Goal:
Count every line in the data below where "content" occurs, then state that number and nothing more.

[Extracted data entries]
---
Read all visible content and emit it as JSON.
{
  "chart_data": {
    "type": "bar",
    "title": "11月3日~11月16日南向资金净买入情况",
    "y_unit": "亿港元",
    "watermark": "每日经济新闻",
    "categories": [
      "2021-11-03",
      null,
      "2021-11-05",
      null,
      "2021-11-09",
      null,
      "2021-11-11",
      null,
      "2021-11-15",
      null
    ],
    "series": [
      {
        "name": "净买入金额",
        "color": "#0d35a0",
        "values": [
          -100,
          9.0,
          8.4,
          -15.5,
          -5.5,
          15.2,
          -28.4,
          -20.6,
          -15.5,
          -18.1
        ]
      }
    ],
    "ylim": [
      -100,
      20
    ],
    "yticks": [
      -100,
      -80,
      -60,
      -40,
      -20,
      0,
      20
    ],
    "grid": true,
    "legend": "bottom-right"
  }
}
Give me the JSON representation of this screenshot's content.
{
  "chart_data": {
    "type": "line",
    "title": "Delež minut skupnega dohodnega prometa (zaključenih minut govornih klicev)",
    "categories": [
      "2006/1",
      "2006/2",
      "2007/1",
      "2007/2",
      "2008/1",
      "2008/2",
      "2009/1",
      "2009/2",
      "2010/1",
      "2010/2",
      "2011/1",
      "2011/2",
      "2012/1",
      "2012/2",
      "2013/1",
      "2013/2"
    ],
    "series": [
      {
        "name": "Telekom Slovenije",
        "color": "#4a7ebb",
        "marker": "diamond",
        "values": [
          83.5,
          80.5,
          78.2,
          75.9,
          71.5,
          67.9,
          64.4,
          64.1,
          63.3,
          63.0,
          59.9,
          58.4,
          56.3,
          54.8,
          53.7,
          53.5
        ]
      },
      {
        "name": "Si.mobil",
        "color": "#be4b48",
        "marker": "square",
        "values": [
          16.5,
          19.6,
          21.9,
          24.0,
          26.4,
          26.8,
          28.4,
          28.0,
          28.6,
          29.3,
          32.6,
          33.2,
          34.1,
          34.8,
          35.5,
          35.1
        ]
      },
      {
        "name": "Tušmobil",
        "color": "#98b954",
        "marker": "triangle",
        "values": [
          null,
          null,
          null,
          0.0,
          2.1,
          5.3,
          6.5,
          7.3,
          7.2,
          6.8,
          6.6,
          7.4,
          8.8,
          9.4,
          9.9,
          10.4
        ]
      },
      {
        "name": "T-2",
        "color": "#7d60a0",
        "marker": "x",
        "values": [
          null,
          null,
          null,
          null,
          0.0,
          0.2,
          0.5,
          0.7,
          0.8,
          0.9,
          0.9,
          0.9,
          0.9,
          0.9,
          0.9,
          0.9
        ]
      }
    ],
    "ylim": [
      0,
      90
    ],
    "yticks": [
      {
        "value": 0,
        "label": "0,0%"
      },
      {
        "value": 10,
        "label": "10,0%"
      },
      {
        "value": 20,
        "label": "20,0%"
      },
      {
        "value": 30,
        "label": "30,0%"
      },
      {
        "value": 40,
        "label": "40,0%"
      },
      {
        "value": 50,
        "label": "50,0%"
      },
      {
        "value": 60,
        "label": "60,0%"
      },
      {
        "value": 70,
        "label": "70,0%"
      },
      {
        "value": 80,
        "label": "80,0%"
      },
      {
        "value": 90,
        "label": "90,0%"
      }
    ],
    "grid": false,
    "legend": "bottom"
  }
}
---
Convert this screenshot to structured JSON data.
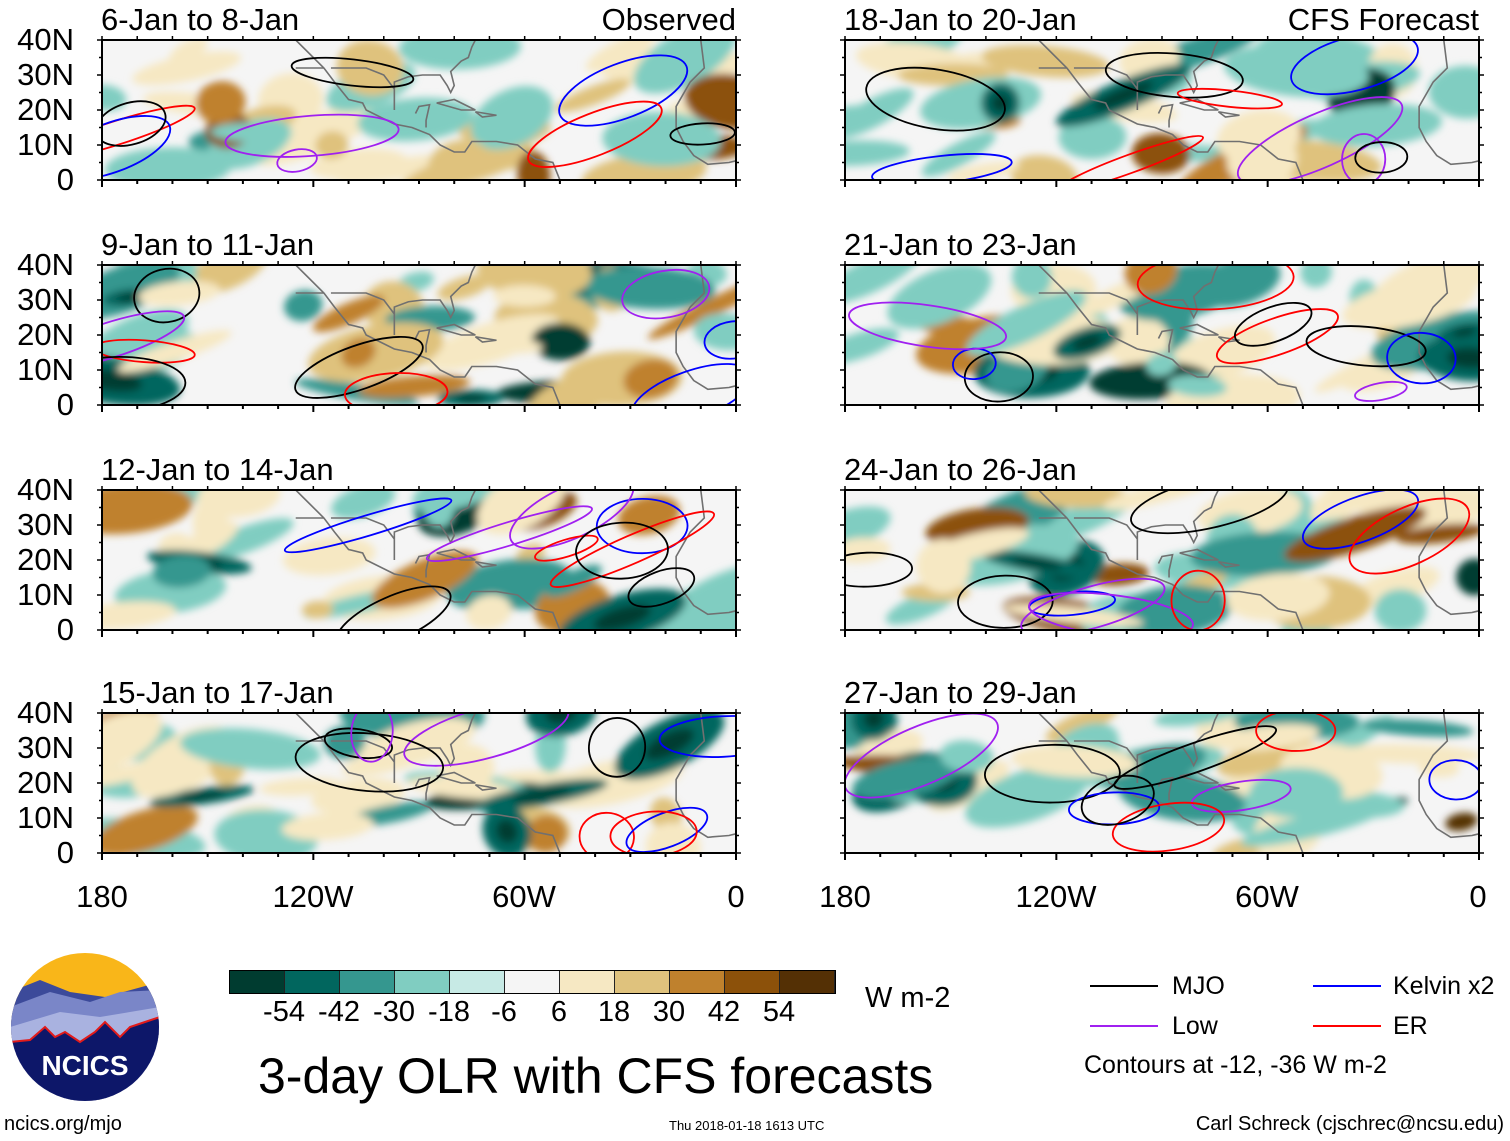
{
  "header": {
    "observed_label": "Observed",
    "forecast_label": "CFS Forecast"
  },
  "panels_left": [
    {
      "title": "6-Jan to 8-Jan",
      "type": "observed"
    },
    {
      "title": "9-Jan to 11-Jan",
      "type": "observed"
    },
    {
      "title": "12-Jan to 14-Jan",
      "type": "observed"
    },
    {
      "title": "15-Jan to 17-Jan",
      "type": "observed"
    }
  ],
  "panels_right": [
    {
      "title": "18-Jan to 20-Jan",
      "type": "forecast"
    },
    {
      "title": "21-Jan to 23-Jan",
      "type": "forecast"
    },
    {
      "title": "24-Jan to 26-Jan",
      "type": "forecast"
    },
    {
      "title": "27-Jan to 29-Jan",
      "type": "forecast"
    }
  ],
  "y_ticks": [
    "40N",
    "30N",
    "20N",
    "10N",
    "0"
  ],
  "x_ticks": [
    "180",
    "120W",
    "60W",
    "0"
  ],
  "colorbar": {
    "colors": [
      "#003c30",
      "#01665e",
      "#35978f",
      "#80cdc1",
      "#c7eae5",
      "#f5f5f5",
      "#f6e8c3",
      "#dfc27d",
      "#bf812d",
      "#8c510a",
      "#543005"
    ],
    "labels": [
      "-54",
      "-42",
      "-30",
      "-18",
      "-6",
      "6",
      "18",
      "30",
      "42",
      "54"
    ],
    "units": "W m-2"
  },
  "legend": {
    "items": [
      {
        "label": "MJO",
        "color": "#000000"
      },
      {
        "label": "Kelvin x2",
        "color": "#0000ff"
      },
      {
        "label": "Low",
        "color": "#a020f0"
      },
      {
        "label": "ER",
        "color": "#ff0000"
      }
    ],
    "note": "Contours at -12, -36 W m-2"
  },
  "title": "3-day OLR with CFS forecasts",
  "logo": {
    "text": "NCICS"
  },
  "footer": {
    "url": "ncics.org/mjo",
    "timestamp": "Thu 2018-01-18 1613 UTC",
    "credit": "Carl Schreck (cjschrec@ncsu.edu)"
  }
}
---
Exercise result:
2